■ **文書抜粋**
^^^^^^^^^^^^^^^^

刑事事件の示談交渉でお悩みの方へ。
刑事事件の示談交渉は、被害者の被害回復に役立ち、刑罰を軽減にも影響する大事なステップです。
刑事事件の示談交渉は「加害者が謝罪→被害者がゆるす→和解の証として示談書などを作成」という流れで進めます。場合によっては、慰謝料を含む示談金の金額交渉も必要です。
示談交渉は弁護士なしでも可能です。しかし実際には、弁護士なしでは、被害者に連絡がとれず、適切に示談交渉を進められないケースも多いです。
今回は、示談交渉に弁護士が必要な理由、弁護士なしのリスク、弁護士費用などを解説します。
※ 無料相談の対象は警察が介入した事件の加害者側です。警察未介入のご相談は原則有料となります。
示談交渉に弁護士が必要な理由
刑事事件の示談は刑事処分の重さに影響
刑事事件における示談とは、被害者と加害者との一種の和解契約です。
そして、示談締結に向けた話し合いを「示談交渉」といいます。示談交渉では、加害者が被害者に謝罪し、示談条件をととのえます。被害者の許しを得ることができたら示談成立です。
被害者のいる事件では、示談の有無・示談交渉の経緯を踏まえた処分や判決がなされるため、刑事事件の解決において示談はとても重要です。
示談交渉が刑事処分に与える影響の例
- 示談成立により被害届が出されず、刑事事件化しない
- 示談成立により逮捕されない
- 勾留中の示談成立により早期釈放
- 示談成立により不起訴処分を獲得できる(前科がつかない)
- 示談成立により刑罰が軽くなる
- 示談交渉の経緯を踏まえた刑事処分
被害者との示談は、刑罰が決まる前ならどのタイミングであっても、不起訴の判断や量刑の検討の際に被疑者・被告人に有利になります。
また、何より大事なことは、被害者の方に謝罪と賠償を尽くして許してもらうことです。示談交渉の実績を多く持つ弁護士であれば、被害者の方の心情に寄り添った示談交渉に注力します。
弁護士なら被害者の連絡先を入手可能?
示談交渉を始めるには、まずは被害者の連絡先を知る必要があります。
弁護士を通じて示談の申し出をすれば、捜査機関は、被害者の同意を得たうえで、被害者の連絡先を教えてくれることが多いです。
一方、加害者本人が示談を希望しても、捜査機関は、被害者の連絡先を教えてくれないことがよくあります。これは、加害者が被害者に直接連絡を取り接触すれば、危害を加えたり、証言を変えさせるなどの証拠隠滅を図ったりする可能性があると判断されるためです。
そのため、警察や検察の中には「示談したいなら弁護士を付けてください」と指示してくる人もいます。
弁護士なら示談交渉に応じてもらえる?
弁護士は加害者の代理人とはいえ、犯罪の当事者ではありません。そのため、被害者にとっても安心感がありますし、被害者感情にも配慮して冷静かつ客観的に示談交渉をすることが可能です。
弁護士を介さず、加害者本人と直接話をする必要があると、それだけで被害者は恐怖や怒り、ストレスを感じてしまい、冷静な話し合いが進めにくい状況になってしまうことも多いでしょう。

^^^^^^^^^^^^^^^^

■ **掲載記録**
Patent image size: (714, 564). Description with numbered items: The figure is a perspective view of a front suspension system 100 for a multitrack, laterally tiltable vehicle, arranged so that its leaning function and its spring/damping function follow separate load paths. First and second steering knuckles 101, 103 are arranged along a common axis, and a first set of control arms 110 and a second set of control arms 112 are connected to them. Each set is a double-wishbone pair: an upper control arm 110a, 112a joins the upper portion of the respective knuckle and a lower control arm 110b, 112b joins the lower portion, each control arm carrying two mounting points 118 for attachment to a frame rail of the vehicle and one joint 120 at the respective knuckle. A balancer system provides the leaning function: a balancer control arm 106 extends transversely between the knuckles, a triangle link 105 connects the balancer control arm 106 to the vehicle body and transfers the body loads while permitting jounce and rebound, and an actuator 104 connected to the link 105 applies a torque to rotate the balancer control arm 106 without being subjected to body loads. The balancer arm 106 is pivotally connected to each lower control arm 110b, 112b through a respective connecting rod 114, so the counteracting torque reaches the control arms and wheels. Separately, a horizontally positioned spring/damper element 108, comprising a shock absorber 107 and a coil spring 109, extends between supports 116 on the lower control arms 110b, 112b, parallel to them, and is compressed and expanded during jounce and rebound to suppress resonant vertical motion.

^^^^^^^^^^^^^^^^

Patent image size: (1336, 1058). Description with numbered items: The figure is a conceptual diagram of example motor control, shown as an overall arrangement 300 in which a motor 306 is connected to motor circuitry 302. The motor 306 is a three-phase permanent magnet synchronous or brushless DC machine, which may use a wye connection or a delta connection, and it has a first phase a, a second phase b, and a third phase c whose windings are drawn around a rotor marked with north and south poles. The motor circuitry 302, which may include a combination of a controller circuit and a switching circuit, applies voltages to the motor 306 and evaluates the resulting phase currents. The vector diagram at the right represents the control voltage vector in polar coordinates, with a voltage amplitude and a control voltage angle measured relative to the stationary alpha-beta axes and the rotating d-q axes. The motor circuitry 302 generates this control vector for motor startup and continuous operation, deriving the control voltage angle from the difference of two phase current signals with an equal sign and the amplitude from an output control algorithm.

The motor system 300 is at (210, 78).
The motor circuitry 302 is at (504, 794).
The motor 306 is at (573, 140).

^^^^^^^^^^^^^^^^

■ **演習課題**
文書抜粋では、加害者本人が示談を希望しても、捜査機関が被害者の連絡先を教えないことがよくあるとされている。その理由を1〜3文で説明せよ。 記録は文書抜粋とは別の出典から採られたものである。

■ **演習結果**
加害者が被害者に直接連絡を取って接触すると、危害を加えるおそれがあると判断されるためである。また、証言を変えさせるなどの証拠隠滅を図る可能性もあると判断される。